═════ Data for the task ═════
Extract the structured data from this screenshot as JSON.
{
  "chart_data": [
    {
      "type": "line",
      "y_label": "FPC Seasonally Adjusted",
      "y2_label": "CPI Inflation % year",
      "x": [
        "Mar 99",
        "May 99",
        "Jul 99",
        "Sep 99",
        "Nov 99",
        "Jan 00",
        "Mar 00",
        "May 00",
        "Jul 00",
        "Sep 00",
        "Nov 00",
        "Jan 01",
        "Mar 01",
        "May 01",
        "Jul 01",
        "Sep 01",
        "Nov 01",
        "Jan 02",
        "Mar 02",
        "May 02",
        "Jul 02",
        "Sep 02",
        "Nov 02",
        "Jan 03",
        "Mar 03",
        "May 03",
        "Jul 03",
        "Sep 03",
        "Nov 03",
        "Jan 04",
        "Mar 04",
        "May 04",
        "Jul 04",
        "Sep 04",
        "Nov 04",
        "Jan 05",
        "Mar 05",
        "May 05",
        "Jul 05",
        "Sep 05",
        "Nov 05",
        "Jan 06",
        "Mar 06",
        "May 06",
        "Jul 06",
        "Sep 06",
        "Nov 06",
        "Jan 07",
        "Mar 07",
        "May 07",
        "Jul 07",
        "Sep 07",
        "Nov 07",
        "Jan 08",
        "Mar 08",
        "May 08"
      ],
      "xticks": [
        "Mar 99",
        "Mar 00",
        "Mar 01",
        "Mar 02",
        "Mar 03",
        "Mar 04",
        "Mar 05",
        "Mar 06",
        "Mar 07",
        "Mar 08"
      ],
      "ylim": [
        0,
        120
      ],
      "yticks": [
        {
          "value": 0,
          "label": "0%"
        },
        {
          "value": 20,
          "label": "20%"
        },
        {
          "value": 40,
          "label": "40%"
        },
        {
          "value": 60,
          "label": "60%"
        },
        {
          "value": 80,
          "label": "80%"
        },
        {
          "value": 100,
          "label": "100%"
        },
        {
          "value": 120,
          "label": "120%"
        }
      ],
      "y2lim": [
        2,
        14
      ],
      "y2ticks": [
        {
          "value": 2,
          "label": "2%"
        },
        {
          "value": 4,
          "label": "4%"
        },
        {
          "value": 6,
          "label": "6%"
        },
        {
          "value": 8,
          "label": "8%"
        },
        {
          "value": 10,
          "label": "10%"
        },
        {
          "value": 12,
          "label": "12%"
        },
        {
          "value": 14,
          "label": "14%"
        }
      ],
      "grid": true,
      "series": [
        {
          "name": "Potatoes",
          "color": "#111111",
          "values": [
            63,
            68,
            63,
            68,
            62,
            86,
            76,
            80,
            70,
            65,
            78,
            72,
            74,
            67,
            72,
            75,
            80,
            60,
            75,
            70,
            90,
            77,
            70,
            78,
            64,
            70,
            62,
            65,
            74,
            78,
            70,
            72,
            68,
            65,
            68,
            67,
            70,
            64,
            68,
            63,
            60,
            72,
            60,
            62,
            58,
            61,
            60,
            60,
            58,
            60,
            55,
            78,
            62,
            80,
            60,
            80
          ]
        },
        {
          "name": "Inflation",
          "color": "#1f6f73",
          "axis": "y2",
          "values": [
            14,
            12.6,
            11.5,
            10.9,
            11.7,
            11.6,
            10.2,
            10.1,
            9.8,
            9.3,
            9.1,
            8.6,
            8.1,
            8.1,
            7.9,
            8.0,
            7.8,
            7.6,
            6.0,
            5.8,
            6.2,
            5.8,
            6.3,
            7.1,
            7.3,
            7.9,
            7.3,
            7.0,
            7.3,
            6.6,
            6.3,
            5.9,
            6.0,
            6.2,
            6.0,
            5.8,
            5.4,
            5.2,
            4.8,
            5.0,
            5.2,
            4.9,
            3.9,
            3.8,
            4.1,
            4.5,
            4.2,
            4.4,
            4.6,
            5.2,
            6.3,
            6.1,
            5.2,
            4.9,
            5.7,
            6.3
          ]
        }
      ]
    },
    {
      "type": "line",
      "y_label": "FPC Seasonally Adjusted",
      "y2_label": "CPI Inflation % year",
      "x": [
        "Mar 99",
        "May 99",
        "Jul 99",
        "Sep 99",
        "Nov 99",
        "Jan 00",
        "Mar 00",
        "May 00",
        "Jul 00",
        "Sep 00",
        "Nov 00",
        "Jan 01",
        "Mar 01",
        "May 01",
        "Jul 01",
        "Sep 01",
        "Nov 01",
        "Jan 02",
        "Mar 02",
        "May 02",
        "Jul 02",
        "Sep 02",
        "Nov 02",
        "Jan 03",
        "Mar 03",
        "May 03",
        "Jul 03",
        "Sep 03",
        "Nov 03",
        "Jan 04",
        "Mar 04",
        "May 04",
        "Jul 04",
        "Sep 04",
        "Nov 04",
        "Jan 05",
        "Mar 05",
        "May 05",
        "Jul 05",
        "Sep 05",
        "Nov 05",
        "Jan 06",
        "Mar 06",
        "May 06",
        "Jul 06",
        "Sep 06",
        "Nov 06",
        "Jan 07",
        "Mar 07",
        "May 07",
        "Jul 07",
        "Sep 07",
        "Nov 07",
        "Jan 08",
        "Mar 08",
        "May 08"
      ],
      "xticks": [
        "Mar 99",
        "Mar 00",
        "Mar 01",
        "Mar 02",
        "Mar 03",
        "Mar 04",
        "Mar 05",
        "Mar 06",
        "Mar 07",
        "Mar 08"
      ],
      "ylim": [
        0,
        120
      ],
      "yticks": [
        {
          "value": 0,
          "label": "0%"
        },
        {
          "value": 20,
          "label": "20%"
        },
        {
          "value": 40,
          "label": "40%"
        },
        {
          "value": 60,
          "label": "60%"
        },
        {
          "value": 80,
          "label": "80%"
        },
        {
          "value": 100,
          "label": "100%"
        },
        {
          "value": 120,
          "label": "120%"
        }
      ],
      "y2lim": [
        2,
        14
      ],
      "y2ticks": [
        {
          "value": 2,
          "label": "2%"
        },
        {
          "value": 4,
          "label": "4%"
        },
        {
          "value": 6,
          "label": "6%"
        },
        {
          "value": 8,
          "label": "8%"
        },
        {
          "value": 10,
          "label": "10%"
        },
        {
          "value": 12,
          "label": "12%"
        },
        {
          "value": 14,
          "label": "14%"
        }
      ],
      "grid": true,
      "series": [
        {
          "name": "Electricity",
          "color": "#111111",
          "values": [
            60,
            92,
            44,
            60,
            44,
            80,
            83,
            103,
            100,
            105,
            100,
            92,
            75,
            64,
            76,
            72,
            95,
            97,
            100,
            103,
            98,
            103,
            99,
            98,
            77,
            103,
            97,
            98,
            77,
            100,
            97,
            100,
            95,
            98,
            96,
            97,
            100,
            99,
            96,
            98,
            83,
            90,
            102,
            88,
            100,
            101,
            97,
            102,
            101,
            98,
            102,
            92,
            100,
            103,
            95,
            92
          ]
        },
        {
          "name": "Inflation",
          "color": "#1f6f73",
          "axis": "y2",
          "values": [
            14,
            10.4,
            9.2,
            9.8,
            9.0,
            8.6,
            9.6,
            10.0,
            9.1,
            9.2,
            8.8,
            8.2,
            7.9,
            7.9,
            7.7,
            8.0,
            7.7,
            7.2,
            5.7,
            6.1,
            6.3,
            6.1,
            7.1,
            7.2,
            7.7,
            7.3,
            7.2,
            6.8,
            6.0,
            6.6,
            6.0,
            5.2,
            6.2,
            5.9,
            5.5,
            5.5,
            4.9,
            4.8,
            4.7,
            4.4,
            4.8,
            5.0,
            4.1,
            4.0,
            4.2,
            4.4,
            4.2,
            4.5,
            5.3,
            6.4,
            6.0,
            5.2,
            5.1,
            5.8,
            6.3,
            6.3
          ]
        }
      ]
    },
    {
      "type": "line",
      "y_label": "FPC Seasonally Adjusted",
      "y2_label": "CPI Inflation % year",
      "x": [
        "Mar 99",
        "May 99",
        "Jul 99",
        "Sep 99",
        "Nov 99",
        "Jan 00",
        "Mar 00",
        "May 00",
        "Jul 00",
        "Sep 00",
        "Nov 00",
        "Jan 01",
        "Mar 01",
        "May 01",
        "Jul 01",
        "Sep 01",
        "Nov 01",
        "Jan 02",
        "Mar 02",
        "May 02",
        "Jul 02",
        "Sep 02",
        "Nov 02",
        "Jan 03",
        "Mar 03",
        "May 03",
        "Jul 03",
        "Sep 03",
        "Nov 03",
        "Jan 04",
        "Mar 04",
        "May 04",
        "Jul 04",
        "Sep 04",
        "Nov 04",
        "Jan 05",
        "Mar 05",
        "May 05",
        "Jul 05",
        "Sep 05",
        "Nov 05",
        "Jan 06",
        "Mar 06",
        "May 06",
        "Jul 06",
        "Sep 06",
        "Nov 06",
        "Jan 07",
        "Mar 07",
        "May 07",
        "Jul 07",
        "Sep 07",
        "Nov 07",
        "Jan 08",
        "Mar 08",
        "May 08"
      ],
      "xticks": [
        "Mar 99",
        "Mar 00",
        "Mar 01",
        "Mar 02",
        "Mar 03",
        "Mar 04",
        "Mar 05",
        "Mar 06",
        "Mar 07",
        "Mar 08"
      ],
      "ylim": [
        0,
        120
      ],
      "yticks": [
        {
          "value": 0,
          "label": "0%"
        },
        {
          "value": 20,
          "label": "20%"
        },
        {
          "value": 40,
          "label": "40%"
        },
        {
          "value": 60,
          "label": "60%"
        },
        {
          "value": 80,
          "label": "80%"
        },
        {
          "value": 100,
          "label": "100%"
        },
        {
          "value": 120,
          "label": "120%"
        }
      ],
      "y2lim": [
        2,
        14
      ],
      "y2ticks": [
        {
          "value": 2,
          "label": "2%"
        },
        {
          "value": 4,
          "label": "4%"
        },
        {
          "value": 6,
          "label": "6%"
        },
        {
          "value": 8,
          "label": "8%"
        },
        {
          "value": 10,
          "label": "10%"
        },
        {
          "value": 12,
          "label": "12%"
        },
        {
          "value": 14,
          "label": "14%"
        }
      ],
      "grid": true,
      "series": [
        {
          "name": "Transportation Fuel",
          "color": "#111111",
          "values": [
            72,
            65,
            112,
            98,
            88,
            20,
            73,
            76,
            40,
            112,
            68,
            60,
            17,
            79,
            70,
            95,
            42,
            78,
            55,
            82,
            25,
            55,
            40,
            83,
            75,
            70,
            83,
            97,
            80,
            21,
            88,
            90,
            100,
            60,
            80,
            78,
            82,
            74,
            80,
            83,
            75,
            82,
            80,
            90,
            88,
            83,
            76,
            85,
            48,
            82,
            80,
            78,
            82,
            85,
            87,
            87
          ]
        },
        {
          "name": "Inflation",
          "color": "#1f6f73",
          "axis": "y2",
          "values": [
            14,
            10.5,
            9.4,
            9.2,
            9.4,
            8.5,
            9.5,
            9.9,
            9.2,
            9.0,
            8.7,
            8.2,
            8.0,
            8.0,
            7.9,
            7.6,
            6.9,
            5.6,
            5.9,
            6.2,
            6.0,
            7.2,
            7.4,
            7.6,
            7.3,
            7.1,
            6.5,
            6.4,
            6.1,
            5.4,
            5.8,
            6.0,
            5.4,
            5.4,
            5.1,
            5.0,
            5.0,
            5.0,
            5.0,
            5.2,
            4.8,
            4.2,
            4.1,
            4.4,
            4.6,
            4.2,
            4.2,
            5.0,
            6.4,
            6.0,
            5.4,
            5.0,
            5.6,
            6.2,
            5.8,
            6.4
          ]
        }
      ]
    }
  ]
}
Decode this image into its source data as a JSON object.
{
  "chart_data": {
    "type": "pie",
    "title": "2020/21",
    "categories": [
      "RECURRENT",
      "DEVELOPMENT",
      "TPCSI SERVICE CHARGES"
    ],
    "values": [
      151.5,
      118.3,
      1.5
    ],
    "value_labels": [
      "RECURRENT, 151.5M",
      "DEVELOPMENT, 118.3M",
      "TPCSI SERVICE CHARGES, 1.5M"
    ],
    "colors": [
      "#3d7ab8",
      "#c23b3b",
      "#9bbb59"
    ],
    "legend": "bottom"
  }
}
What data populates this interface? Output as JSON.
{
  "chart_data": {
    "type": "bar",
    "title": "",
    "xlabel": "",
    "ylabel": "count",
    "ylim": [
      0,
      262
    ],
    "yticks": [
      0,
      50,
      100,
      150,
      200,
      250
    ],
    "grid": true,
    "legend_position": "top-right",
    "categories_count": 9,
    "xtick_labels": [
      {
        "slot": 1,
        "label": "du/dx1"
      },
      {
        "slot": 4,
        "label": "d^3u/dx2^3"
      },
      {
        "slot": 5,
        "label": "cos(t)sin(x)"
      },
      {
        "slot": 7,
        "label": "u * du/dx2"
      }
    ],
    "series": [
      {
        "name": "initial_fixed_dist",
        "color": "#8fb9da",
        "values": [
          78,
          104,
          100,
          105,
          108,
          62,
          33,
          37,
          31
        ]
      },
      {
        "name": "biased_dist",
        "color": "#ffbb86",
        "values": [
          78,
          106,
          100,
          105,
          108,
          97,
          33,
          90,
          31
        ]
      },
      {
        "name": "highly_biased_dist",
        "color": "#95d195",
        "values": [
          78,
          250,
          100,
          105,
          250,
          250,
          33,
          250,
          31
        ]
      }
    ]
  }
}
═════
→ Work required
Copy all lines from the material that hold "name".

→ Correct response
          "name": "Potatoes",
          "name": "Inflation",
          "name": "Electricity",
          "name": "Inflation",
          "name": "Transportation Fuel",
          "name": "Inflation",
        "name": "initial_fixed_dist",
        "name": "biased_dist",
        "name": "highly_biased_dist",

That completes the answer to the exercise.